>>

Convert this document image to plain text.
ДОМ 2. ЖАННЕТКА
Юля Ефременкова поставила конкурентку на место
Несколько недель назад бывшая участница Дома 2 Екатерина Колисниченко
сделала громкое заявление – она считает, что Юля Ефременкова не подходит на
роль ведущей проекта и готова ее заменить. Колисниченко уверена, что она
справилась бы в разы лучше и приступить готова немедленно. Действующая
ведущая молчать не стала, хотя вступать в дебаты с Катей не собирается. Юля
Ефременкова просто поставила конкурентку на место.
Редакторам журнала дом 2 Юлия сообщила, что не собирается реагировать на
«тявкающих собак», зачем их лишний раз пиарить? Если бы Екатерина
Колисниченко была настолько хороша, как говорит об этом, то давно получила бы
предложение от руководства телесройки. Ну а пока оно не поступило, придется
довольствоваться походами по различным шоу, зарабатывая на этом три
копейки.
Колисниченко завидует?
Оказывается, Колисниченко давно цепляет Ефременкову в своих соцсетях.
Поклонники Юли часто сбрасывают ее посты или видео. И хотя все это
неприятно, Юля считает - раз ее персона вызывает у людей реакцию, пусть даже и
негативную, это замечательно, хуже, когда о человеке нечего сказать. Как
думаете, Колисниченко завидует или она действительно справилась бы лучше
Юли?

<<

Exercise directions: Determine how many lines of the data contain "этом" and give nothing but that number.

Solved exercise: 2